(Lines of data)
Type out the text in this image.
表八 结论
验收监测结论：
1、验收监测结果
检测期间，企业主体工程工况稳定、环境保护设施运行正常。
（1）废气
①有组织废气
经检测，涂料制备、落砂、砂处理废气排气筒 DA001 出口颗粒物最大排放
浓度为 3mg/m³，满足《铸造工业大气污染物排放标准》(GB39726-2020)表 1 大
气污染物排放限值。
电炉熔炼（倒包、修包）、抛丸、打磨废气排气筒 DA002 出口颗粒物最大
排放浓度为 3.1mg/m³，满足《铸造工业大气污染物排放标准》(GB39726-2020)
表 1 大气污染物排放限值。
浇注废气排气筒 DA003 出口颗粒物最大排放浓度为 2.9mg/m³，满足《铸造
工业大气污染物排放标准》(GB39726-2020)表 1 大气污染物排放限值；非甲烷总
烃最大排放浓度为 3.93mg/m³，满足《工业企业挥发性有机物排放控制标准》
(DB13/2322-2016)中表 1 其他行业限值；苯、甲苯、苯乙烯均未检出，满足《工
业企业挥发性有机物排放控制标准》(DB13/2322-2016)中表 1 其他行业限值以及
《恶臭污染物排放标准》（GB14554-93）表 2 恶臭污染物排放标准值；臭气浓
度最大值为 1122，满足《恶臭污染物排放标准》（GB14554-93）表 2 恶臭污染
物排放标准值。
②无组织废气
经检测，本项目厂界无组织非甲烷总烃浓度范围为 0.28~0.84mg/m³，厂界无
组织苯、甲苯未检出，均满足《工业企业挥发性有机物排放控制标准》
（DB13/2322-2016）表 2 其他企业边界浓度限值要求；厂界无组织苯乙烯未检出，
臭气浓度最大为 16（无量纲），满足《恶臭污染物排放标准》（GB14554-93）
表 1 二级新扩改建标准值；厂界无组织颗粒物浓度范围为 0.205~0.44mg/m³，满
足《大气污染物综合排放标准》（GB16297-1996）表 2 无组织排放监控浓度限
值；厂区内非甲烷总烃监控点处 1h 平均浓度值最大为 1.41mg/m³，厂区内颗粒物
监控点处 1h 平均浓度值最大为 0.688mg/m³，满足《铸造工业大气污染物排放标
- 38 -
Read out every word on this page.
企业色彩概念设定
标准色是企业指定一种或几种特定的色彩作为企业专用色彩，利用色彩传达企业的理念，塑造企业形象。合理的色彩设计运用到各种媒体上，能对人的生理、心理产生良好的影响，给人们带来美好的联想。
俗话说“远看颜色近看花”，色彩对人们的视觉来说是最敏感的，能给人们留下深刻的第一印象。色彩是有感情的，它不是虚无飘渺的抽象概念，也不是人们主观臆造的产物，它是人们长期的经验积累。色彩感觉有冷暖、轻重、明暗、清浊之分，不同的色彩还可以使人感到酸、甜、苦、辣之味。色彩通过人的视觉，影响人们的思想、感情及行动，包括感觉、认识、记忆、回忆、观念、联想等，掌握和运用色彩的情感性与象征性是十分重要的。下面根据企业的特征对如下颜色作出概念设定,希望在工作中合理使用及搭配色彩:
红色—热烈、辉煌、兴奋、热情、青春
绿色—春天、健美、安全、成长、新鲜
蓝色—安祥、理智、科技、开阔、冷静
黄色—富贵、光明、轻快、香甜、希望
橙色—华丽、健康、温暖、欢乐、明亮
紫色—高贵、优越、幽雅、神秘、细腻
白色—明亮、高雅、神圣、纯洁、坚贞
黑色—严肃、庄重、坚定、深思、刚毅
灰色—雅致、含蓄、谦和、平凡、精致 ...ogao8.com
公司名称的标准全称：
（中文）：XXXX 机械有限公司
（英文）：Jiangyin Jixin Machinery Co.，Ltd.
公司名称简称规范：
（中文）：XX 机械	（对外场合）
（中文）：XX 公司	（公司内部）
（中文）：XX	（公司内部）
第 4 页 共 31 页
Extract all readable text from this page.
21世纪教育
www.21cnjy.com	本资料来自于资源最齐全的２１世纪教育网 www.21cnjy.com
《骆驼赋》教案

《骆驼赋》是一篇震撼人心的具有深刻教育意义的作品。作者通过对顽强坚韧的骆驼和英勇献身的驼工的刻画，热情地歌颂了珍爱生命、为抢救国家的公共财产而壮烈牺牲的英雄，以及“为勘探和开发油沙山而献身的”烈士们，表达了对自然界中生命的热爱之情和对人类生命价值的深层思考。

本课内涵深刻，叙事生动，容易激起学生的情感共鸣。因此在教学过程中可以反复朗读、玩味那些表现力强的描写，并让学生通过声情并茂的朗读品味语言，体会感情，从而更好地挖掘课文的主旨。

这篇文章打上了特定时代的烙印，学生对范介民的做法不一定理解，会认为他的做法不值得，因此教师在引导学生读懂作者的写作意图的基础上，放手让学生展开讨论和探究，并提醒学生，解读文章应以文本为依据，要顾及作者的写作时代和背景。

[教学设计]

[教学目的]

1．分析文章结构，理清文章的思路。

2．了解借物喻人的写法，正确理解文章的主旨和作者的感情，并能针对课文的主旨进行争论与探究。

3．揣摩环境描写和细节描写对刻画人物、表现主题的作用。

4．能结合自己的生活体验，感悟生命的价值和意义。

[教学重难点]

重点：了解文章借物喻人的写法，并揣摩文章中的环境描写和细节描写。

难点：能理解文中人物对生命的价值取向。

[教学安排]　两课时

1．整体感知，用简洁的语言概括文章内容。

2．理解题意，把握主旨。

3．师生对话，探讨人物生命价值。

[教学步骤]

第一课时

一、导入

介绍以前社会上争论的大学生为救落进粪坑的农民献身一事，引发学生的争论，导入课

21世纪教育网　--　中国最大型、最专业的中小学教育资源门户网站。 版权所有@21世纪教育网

*WHAT TO PRODUCE*
Pull out all lines of the data with the string "text".

*OUTPUT BELOW*
Type out the text in this image.
Extract all readable text from this page.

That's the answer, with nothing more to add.